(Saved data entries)
+++++
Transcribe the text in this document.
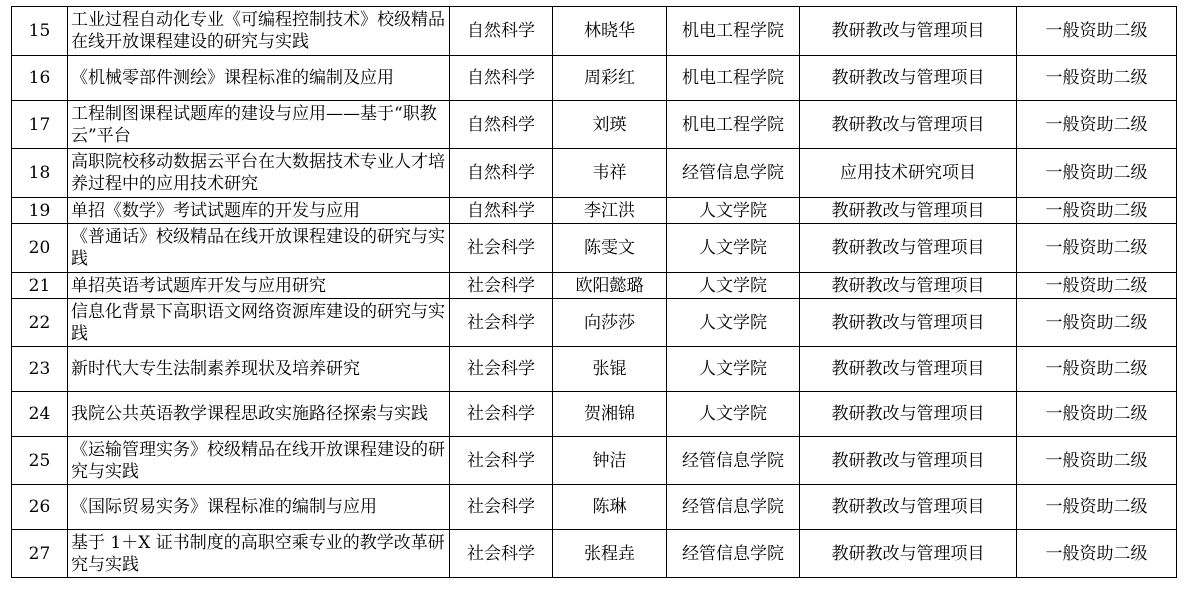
15	工业过程自动化专业《可编程控制技术》校级精品在线开放课程建设的研究与实践	自然科学	林晓华	机电工程学院	教研教改与管理项目	一般资助二级
16	《机械零部件测绘》课程标准的编制及应用	自然科学	周彩红	机电工程学院	教研教改与管理项目	一般资助二级
17	工程制图课程试题库的建设与应用——基于“职教云”平台	自然科学	刘瑛	机电工程学院	教研教改与管理项目	一般资助二级
18	高职院校移动数据云平台在大数据技术专业人才培养过程中的应用技术研究	自然科学	韦祥	经管信息学院	应用技术研究项目	一般资助二级
19	单招《数学》考试试题库的开发与应用	自然科学	李江洪	人文学院	教研教改与管理项目	一般资助二级
20	《普通话》校级精品在线开放课程建设的研究与实践	社会科学	陈雯文	人文学院	教研教改与管理项目	一般资助二级
21	单招英语考试题库开发与应用研究	社会科学	欧阳懿璐	人文学院	教研教改与管理项目	一般资助二级
22	信息化背景下高职语文网络资源库建设的研究与实践	社会科学	向莎莎	人文学院	教研教改与管理项目	一般资助二级
23	新时代大专生法制素养现状及培养研究	社会科学	张锟	人文学院	教研教改与管理项目	一般资助二级
24	我院公共英语教学课程思政实施路径探索与实践	社会科学	贺湘锦	人文学院	教研教改与管理项目	一般资助二级
25	《运输管理实务》校级精品在线开放课程建设的研究与实践	社会科学	钟洁	经管信息学院	教研教改与管理项目	一般资助二级
26	《国际贸易实务》课程标准的编制与应用	社会科学	陈琳	经管信息学院	教研教改与管理项目	一般资助二级
27	基于 1＋X 证书制度的高职空乘专业的教学改革研究与实践	社会科学	张程垚	经管信息学院	教研教改与管理项目	一般资助二级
+++++
### Your instructions
Repeat the data above exactly, but not the pictures.

### Written reply
Transcribe the text in this document.
15	工业过程自动化专业《可编程控制技术》校级精品在线开放课程建设的研究与实践	自然科学	林晓华	机电工程学院	教研教改与管理项目	一般资助二级
16	《机械零部件测绘》课程标准的编制及应用	自然科学	周彩红	机电工程学院	教研教改与管理项目	一般资助二级
17	工程制图课程试题库的建设与应用——基于“职教云”平台	自然科学	刘瑛	机电工程学院	教研教改与管理项目	一般资助二级
18	高职院校移动数据云平台在大数据技术专业人才培养过程中的应用技术研究	自然科学	韦祥	经管信息学院	应用技术研究项目	一般资助二级
19	单招《数学》考试试题库的开发与应用	自然科学	李江洪	人文学院	教研教改与管理项目	一般资助二级
20	《普通话》校级精品在线开放课程建设的研究与实践	社会科学	陈雯文	人文学院	教研教改与管理项目	一般资助二级
21	单招英语考试题库开发与应用研究	社会科学	欧阳懿璐	人文学院	教研教改与管理项目	一般资助二级
22	信息化背景下高职语文网络资源库建设的研究与实践	社会科学	向莎莎	人文学院	教研教改与管理项目	一般资助二级
23	新时代大专生法制素养现状及培养研究	社会科学	张锟	人文学院	教研教改与管理项目	一般资助二级
24	我院公共英语教学课程思政实施路径探索与实践	社会科学	贺湘锦	人文学院	教研教改与管理项目	一般资助二级
25	《运输管理实务》校级精品在线开放课程建设的研究与实践	社会科学	钟洁	经管信息学院	教研教改与管理项目	一般资助二级
26	《国际贸易实务》课程标准的编制与应用	社会科学	陈琳	经管信息学院	教研教改与管理项目	一般资助二级
27	基于 1＋X 证书制度的高职空乘专业的教学改革研究与实践	社会科学	张程垚	经管信息学院	教研教改与管理项目	一般资助二级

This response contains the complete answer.